● **Entries provided**:
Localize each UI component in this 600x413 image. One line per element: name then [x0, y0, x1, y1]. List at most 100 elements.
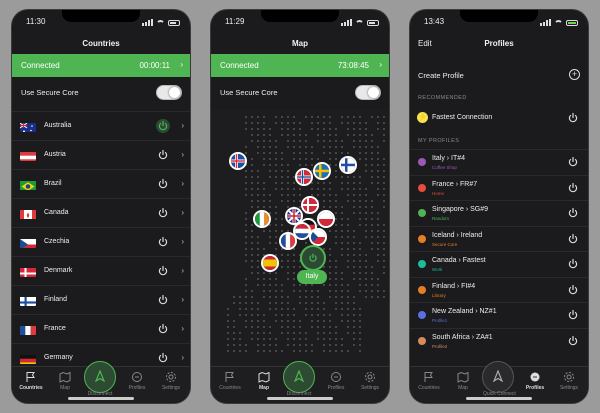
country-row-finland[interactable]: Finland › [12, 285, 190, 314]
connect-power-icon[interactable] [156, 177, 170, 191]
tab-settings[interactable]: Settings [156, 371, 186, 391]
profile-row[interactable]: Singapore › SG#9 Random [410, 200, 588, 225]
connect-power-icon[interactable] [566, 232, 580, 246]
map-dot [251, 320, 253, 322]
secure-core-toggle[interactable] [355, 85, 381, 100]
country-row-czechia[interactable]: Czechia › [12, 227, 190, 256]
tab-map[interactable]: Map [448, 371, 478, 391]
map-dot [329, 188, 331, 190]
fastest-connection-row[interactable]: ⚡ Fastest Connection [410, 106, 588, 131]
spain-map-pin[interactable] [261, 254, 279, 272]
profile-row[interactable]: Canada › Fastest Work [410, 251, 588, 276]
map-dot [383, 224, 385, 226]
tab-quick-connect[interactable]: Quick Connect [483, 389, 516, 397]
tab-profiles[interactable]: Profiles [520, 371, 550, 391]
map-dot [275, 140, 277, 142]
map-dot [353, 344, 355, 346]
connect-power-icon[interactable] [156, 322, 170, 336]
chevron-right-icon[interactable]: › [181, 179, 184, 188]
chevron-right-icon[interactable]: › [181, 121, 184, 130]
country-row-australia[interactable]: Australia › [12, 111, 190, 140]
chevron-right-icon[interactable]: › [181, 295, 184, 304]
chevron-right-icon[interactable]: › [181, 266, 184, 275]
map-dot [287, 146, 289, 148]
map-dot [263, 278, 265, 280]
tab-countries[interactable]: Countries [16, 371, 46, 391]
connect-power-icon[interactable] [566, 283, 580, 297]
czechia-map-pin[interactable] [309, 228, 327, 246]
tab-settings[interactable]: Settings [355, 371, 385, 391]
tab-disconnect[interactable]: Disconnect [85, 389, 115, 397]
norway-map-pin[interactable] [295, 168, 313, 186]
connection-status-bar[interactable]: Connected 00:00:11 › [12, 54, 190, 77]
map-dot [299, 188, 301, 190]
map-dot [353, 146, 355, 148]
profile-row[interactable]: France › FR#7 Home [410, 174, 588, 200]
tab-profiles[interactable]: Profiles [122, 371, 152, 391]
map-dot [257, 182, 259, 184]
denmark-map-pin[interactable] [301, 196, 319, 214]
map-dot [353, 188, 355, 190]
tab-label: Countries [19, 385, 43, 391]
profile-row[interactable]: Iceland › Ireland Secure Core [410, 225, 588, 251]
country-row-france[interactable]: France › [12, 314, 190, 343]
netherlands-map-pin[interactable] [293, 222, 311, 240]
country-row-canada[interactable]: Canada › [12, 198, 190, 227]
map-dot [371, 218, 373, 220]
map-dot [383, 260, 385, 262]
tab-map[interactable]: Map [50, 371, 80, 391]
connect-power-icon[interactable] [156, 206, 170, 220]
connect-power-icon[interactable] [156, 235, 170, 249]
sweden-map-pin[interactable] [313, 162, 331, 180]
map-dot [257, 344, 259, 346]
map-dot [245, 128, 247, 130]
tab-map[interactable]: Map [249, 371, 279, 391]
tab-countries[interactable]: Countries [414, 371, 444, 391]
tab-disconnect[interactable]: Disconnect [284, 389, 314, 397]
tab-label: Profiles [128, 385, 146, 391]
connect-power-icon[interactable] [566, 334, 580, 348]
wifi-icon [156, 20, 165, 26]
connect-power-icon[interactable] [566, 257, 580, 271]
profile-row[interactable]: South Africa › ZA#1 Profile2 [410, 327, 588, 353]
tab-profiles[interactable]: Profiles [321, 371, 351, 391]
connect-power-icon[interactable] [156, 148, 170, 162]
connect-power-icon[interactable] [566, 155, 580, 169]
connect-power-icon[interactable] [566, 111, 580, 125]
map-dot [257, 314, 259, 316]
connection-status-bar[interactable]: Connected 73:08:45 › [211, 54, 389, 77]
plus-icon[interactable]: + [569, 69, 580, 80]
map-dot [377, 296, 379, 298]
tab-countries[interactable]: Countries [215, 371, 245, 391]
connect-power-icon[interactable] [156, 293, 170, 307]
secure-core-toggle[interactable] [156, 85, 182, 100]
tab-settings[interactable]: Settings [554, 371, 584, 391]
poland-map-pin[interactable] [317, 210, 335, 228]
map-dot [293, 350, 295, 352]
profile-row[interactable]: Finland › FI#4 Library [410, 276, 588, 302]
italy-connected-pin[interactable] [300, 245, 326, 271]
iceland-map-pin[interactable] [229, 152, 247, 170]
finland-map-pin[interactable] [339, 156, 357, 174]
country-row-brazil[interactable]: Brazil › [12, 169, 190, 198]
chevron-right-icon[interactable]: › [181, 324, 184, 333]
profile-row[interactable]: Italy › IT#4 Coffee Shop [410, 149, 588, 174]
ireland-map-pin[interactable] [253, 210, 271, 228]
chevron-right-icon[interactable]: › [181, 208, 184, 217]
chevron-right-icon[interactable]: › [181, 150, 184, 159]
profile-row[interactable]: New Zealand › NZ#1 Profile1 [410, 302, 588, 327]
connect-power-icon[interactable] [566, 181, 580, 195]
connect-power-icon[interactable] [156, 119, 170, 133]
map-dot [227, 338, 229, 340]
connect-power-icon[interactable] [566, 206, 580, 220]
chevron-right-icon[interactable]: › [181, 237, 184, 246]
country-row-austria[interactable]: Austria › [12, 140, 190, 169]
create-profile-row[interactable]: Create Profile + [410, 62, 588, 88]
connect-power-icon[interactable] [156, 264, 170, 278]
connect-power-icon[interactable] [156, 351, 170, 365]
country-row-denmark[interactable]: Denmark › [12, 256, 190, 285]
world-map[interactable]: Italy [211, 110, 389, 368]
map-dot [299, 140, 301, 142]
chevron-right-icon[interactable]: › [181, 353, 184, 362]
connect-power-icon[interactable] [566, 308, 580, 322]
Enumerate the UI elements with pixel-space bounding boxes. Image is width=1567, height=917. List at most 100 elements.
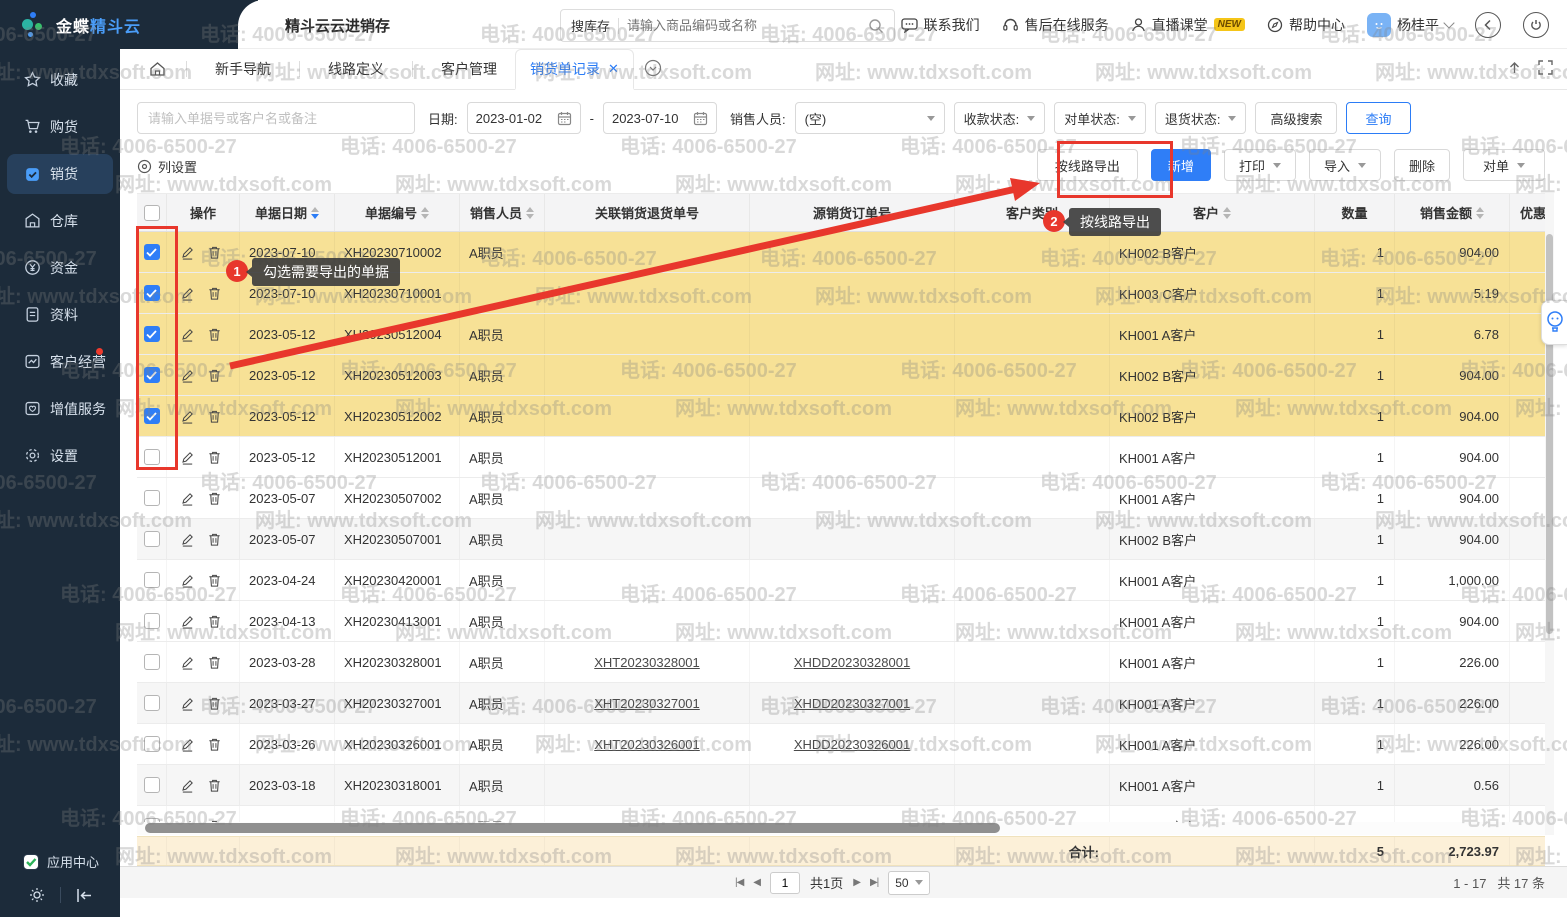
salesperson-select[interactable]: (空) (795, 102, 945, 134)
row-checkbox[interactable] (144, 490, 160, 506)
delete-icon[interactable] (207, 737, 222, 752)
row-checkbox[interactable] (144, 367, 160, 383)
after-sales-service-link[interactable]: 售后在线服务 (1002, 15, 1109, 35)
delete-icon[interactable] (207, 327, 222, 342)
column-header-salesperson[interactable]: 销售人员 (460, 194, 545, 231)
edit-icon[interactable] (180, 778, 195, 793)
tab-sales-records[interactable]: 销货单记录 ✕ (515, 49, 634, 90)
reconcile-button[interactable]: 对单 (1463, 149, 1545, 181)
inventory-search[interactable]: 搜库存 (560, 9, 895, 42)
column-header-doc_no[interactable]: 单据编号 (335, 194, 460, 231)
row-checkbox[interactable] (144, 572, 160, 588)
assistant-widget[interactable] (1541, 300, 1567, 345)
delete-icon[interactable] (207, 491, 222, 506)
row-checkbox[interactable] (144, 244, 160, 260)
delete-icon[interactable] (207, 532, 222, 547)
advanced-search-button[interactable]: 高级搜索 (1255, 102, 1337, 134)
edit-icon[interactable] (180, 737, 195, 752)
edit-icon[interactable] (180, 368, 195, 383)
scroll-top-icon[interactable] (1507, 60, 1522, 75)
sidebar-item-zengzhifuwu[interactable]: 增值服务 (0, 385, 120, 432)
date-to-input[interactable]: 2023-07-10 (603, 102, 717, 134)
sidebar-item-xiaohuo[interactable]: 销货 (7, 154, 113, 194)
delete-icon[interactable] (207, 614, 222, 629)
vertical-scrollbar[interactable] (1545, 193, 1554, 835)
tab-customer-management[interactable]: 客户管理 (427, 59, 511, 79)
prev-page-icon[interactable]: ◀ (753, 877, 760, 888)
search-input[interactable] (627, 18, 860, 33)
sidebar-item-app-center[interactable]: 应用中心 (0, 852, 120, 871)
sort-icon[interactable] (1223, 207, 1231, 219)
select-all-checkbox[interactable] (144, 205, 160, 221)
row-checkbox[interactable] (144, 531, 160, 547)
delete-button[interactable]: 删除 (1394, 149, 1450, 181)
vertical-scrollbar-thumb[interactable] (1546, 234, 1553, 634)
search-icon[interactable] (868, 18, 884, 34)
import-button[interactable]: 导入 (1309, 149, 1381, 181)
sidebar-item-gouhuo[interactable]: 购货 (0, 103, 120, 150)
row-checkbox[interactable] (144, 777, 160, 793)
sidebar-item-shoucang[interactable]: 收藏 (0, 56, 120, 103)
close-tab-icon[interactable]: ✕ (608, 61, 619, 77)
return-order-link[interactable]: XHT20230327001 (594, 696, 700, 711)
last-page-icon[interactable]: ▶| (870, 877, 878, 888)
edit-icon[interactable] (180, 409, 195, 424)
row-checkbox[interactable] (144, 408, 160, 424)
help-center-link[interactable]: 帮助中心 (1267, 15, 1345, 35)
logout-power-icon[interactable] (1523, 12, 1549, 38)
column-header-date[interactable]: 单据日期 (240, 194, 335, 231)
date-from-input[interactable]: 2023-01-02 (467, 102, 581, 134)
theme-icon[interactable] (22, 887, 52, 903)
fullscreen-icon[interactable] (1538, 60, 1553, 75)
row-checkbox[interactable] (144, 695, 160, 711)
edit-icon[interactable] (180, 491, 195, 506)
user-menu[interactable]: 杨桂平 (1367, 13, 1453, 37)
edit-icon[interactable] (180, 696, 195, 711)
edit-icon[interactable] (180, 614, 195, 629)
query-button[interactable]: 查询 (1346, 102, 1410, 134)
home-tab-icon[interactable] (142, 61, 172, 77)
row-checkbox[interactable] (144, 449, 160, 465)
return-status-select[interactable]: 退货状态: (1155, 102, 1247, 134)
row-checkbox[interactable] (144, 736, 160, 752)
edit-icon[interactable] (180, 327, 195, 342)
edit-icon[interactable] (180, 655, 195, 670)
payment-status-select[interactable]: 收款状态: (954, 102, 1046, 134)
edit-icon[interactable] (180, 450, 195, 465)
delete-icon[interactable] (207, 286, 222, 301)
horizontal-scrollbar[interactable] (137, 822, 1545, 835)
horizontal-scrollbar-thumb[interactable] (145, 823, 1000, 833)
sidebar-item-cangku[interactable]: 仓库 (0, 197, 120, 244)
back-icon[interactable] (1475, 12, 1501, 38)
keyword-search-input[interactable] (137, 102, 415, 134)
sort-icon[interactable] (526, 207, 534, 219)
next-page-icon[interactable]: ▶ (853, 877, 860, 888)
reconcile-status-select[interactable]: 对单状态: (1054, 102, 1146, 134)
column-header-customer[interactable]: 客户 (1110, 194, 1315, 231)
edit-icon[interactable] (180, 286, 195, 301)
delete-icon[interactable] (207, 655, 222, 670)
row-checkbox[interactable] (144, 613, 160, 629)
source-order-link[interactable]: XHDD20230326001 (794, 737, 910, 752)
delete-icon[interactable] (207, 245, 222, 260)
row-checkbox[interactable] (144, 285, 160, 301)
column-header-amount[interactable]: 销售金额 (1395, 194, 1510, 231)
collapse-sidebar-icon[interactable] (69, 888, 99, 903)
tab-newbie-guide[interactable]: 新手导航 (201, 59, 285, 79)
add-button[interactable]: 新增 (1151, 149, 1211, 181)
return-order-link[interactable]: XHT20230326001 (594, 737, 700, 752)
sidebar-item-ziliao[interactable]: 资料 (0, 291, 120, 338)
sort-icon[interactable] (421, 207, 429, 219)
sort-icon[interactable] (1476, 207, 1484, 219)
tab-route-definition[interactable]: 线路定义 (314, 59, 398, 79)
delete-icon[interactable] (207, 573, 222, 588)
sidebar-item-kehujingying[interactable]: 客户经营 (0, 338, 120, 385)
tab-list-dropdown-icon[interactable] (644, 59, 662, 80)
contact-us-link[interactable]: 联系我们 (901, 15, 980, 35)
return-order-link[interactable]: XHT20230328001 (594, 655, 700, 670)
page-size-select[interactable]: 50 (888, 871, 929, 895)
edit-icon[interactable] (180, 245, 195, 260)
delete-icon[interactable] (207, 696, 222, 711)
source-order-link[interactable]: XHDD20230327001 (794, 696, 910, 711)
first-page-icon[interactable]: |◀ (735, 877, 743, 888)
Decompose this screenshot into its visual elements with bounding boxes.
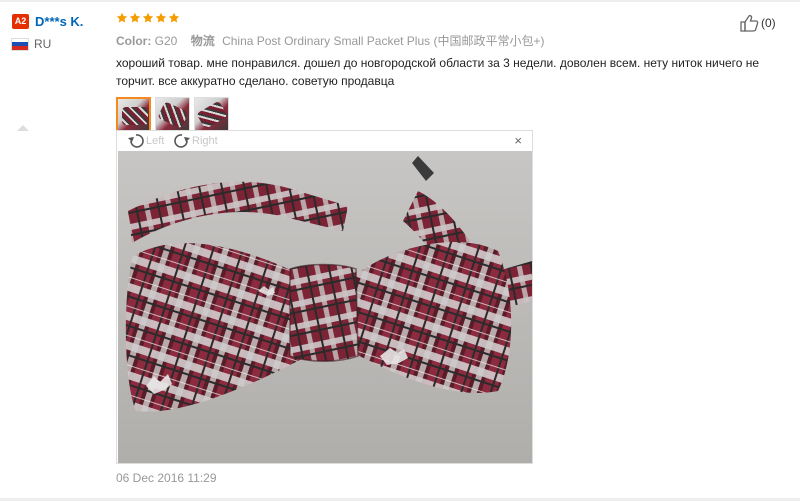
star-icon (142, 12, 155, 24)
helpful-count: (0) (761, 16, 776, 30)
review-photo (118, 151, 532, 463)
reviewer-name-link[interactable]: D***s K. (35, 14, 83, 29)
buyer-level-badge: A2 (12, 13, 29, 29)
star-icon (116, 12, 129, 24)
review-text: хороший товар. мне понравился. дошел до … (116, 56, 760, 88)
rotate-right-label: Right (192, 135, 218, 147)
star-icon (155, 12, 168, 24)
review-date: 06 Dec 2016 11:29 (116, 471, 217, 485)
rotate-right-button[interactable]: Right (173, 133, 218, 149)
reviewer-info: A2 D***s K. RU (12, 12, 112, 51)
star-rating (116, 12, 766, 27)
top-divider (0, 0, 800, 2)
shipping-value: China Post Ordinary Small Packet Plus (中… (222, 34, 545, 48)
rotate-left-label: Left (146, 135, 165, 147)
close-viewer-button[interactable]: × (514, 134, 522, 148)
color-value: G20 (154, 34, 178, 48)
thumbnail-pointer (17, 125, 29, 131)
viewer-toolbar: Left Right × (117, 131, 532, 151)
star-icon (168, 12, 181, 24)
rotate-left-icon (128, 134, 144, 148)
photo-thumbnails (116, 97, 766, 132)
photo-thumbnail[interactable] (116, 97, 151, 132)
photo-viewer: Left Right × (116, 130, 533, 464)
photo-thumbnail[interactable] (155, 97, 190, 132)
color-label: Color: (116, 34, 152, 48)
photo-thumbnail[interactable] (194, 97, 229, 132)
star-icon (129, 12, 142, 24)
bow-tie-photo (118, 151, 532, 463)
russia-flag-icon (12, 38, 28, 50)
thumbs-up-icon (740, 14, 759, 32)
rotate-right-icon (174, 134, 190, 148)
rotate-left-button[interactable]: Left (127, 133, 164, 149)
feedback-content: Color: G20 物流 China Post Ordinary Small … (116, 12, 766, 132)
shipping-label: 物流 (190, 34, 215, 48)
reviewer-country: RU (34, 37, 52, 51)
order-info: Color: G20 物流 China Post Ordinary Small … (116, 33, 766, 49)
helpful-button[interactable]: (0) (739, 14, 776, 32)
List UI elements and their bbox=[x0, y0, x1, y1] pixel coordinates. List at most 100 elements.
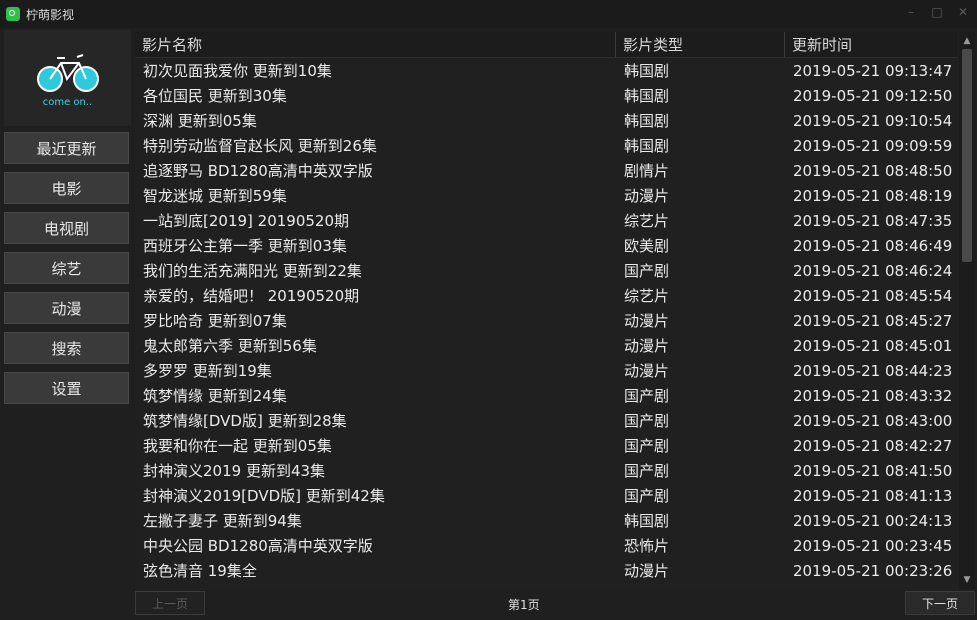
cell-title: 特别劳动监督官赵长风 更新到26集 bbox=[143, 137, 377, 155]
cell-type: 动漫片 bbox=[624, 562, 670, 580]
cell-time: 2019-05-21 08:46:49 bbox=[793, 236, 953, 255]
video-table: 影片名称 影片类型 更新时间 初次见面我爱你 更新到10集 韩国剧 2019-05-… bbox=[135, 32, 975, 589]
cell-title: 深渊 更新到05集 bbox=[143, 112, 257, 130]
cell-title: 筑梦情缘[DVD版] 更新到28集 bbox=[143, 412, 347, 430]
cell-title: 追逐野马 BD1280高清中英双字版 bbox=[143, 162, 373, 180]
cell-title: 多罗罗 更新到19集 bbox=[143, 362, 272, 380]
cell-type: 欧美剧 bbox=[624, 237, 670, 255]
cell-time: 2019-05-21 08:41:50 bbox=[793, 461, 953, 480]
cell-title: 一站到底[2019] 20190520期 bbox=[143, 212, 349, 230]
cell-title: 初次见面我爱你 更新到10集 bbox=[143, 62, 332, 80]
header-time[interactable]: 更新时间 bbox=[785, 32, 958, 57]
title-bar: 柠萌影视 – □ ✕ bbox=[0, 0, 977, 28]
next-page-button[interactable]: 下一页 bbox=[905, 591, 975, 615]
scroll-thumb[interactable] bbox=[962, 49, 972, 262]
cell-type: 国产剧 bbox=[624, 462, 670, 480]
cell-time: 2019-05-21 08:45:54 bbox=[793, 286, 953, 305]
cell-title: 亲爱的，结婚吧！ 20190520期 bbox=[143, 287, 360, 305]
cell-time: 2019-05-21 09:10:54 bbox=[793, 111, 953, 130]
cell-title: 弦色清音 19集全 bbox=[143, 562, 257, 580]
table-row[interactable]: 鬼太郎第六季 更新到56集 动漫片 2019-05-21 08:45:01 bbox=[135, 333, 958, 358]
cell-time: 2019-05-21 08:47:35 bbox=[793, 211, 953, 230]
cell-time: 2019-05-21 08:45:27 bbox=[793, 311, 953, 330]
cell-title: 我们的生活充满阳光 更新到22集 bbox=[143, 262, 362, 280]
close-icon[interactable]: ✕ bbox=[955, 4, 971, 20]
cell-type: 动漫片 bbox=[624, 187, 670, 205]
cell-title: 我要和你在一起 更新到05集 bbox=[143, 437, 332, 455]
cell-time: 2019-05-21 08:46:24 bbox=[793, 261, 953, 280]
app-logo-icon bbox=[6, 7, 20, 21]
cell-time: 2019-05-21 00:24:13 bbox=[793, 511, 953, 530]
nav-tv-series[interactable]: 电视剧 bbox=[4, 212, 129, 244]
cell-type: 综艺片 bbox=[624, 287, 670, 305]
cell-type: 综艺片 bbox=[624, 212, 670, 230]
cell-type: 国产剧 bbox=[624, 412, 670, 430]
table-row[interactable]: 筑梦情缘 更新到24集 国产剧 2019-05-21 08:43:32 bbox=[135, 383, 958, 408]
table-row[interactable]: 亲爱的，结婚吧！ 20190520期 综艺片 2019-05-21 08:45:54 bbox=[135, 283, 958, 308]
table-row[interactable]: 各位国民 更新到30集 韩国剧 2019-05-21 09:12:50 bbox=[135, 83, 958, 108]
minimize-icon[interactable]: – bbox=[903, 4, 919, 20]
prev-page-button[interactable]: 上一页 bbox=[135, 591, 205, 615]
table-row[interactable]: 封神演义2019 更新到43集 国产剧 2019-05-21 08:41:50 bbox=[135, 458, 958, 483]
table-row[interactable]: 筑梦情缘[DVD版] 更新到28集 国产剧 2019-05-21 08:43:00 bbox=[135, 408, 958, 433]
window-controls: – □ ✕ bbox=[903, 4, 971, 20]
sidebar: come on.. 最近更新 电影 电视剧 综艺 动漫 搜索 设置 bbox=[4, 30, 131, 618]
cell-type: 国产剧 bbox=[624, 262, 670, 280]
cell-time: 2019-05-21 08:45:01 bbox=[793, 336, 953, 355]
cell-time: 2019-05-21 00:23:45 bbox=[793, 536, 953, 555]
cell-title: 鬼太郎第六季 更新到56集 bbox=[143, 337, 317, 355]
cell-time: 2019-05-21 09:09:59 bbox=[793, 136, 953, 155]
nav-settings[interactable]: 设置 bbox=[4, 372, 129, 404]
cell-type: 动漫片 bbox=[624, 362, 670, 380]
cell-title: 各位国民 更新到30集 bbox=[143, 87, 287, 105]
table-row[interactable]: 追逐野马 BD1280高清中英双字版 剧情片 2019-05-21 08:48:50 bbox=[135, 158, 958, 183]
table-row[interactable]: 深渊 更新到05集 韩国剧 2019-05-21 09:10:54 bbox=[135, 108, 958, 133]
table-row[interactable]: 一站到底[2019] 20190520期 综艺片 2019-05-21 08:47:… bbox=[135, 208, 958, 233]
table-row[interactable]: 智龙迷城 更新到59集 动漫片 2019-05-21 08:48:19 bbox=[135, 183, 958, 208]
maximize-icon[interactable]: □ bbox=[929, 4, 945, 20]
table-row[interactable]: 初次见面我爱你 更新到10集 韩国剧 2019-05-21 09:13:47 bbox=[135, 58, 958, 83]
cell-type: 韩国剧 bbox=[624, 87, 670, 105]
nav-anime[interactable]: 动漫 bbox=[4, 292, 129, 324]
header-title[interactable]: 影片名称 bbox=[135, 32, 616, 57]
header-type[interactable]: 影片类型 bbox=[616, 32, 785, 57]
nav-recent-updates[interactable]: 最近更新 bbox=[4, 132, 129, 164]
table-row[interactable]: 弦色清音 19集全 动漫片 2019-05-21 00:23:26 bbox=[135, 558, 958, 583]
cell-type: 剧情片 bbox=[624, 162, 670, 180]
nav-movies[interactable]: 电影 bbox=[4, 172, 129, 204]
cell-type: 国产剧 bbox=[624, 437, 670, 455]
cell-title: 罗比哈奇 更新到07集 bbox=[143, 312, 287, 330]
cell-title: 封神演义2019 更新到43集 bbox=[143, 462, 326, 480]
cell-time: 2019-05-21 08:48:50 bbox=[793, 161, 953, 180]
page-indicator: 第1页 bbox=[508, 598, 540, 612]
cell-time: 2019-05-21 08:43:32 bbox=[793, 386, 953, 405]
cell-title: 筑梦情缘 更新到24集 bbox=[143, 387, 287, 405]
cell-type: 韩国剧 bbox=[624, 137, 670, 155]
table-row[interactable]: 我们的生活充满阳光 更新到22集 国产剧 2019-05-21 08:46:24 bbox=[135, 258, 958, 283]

● **What you need to do**:
Give everything from the line containing "cell-title: 特别劳动监督官赵长风 更新到26集" down to the line containing "cell-title: 筑梦情缘[DVD版] 更新到28集" as a JSON list of strings, one per line, with blank lines left out.

● **Task output**:
[
  "cell-title: 特别劳动监督官赵长风 更新到26集 bbox=[143, 137, 377, 155]",
  "cell-type: 动漫片 bbox=[624, 562, 670, 580]",
  "cell-time: 2019-05-21 08:46:49 bbox=[793, 236, 953, 255]",
  "video-table: 影片名称 影片类型 更新时间 初次见面我爱你 更新到10集 韩国剧 2019-05-… bbox=[135, 32, 975, 589]",
  "cell-title: 深渊 更新到05集 bbox=[143, 112, 257, 130]",
  "cell-title: 筑梦情缘[DVD版] 更新到28集 bbox=[143, 412, 347, 430]"
]